## DATA SECTION
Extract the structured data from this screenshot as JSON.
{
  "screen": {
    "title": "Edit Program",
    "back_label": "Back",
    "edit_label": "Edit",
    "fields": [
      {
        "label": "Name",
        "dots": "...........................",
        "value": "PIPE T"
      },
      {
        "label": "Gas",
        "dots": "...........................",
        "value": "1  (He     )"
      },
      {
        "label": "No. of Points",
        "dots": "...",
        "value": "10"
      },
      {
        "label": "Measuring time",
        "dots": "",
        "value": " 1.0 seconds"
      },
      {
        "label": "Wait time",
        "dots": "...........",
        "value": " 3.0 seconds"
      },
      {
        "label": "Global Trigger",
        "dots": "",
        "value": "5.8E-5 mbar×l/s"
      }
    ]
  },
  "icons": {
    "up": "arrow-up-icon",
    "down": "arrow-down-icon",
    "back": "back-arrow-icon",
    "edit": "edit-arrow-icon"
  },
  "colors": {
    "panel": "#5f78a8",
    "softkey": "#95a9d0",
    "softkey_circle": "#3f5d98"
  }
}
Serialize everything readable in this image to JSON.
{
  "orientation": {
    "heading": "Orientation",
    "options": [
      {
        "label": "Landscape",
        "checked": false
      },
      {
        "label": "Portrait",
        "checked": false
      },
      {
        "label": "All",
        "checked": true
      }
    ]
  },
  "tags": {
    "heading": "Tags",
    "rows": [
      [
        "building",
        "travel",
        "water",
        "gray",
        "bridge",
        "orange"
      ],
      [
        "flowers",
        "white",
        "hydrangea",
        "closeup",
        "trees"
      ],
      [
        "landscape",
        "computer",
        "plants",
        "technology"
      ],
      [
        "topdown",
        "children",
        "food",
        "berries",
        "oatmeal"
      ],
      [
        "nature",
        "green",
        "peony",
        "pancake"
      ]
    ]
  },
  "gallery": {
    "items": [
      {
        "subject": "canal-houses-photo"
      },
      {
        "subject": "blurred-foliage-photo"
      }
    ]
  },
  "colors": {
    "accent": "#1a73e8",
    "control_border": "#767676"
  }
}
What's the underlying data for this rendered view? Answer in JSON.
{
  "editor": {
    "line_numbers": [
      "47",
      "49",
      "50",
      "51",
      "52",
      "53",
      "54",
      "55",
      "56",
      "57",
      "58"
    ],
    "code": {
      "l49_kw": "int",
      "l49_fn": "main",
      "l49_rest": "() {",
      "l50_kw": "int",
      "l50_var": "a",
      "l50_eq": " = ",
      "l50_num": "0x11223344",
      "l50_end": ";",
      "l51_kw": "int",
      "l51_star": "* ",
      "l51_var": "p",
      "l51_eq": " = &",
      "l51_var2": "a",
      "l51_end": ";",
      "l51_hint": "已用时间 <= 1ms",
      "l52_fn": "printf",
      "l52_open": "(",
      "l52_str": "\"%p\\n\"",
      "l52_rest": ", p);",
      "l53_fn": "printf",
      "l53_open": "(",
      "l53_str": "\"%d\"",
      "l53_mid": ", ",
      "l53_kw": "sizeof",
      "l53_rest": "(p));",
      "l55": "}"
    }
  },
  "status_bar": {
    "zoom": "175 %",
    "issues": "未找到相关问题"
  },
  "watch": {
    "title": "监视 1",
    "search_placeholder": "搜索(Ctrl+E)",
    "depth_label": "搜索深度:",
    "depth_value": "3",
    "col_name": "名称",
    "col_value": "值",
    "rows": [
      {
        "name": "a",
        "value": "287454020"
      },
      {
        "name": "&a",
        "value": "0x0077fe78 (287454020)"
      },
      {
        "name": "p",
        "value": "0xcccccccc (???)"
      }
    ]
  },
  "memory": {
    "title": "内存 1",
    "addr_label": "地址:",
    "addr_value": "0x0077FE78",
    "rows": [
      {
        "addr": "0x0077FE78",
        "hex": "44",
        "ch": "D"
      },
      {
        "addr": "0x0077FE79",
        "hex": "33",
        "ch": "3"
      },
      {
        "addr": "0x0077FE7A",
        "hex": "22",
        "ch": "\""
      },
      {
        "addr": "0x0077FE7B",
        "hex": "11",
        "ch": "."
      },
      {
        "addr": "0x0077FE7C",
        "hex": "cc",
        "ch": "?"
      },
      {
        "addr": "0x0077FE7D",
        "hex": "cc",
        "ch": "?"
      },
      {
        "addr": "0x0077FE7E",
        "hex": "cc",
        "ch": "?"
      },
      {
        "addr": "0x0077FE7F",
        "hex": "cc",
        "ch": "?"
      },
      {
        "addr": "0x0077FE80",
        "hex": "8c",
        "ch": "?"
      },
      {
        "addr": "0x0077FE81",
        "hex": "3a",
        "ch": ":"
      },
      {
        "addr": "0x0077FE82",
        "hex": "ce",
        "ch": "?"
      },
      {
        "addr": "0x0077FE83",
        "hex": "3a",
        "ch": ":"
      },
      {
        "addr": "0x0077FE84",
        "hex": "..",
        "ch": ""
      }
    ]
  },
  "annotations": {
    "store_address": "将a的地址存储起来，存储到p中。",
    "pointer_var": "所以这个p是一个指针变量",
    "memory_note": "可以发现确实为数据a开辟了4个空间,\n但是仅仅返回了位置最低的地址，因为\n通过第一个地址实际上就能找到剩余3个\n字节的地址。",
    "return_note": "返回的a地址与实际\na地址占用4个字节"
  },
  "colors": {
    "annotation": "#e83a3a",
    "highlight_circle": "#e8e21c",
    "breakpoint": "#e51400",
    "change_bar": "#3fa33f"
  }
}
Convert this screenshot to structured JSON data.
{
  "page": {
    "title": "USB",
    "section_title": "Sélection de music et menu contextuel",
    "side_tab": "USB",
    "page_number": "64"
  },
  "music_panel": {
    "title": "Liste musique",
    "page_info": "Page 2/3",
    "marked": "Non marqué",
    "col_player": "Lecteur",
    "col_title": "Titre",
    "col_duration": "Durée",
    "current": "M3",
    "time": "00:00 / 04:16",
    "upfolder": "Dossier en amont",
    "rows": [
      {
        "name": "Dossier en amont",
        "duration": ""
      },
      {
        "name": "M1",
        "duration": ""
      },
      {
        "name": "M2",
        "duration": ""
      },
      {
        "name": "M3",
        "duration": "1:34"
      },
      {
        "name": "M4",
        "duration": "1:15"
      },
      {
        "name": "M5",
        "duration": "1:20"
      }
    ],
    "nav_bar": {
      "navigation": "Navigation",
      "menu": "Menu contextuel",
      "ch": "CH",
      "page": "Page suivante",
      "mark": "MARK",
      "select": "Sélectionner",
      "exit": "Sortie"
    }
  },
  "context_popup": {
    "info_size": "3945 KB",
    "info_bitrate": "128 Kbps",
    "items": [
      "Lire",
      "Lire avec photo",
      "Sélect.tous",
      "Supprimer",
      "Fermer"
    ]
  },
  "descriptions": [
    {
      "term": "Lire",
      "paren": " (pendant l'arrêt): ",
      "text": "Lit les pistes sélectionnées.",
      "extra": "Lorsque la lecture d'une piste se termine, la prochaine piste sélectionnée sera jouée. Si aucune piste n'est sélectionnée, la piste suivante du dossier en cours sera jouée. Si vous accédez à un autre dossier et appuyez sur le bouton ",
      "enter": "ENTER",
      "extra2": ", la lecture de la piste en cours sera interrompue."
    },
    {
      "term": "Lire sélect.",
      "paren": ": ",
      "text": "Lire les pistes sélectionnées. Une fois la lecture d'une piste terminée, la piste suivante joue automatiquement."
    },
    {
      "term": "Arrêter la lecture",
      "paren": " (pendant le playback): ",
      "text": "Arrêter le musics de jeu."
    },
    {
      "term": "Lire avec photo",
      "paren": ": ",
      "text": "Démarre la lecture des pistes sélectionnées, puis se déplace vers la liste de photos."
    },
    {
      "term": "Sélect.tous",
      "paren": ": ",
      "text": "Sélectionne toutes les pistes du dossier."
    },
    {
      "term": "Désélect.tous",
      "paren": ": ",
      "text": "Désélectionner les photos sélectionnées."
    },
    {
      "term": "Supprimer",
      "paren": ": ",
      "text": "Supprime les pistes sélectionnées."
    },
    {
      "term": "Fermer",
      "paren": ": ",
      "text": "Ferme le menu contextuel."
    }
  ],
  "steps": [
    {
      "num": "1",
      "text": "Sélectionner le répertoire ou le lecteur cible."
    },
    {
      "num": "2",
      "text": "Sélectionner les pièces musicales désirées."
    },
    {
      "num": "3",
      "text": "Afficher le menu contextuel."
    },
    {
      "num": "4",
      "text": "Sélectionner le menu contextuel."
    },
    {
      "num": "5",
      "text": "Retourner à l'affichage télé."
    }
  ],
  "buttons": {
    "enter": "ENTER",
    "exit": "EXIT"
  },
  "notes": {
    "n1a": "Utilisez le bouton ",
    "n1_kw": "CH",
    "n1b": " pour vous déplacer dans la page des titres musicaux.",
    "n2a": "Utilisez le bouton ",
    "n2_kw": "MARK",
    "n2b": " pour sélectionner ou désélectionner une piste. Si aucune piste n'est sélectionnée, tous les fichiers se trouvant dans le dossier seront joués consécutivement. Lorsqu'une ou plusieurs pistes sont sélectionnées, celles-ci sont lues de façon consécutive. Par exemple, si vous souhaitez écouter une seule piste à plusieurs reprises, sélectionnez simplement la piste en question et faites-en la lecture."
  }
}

## JOB
Give the number of lines in the material above that have the word "screenshot" in them, and nothing more.

## ANSWER BELOW
2